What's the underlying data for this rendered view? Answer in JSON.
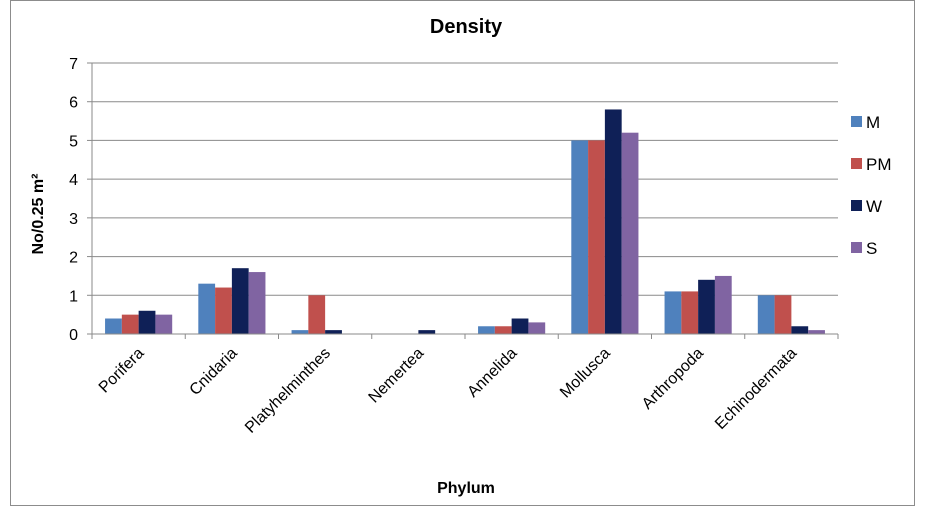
{
  "chart_data": {
    "type": "bar",
    "title": "Density",
    "xlabel": "Phylum",
    "ylabel": "No/0.25 m²",
    "ylim": [
      0,
      7
    ],
    "yticks": [
      "0",
      "1",
      "2",
      "3",
      "4",
      "5",
      "6",
      "7"
    ],
    "grid": true,
    "legend_position": "right",
    "categories": [
      "Porifera",
      "Cnidaria",
      "Platyhelminthes",
      "Nemertea",
      "Annelida",
      "Mollusca",
      "Arthropoda",
      "Echinodermata"
    ],
    "series": [
      {
        "name": "M",
        "color": "#4f81bd",
        "values": [
          0.4,
          1.3,
          0.1,
          0,
          0.2,
          5.0,
          1.1,
          1.0
        ]
      },
      {
        "name": "PM",
        "color": "#c0504d",
        "values": [
          0.5,
          1.2,
          1.0,
          0,
          0.2,
          5.0,
          1.1,
          1.0
        ]
      },
      {
        "name": "W",
        "color": "#0f2057",
        "values": [
          0.6,
          1.7,
          0.1,
          0.1,
          0.4,
          5.8,
          1.4,
          0.2
        ]
      },
      {
        "name": "S",
        "color": "#8064a2",
        "values": [
          0.5,
          1.6,
          0,
          0,
          0.3,
          5.2,
          1.5,
          0.1
        ]
      }
    ]
  }
}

● STATED EXERCISE: Leave the pictures out and output the rest of the listing exactly.

● FINISHED EXERCISE:
What's the underlying data for this rendered view? Answer in JSON.
{
  "chart_data": {
    "type": "bar",
    "title": "Density",
    "xlabel": "Phylum",
    "ylabel": "No/0.25 m²",
    "ylim": [
      0,
      7
    ],
    "yticks": [
      "0",
      "1",
      "2",
      "3",
      "4",
      "5",
      "6",
      "7"
    ],
    "grid": true,
    "legend_position": "right",
    "categories": [
      "Porifera",
      "Cnidaria",
      "Platyhelminthes",
      "Nemertea",
      "Annelida",
      "Mollusca",
      "Arthropoda",
      "Echinodermata"
    ],
    "series": [
      {
        "name": "M",
        "color": "#4f81bd",
        "values": [
          0.4,
          1.3,
          0.1,
          0,
          0.2,
          5.0,
          1.1,
          1.0
        ]
      },
      {
        "name": "PM",
        "color": "#c0504d",
        "values": [
          0.5,
          1.2,
          1.0,
          0,
          0.2,
          5.0,
          1.1,
          1.0
        ]
      },
      {
        "name": "W",
        "color": "#0f2057",
        "values": [
          0.6,
          1.7,
          0.1,
          0.1,
          0.4,
          5.8,
          1.4,
          0.2
        ]
      },
      {
        "name": "S",
        "color": "#8064a2",
        "values": [
          0.5,
          1.6,
          0,
          0,
          0.3,
          5.2,
          1.5,
          0.1
        ]
      }
    ]
  }
}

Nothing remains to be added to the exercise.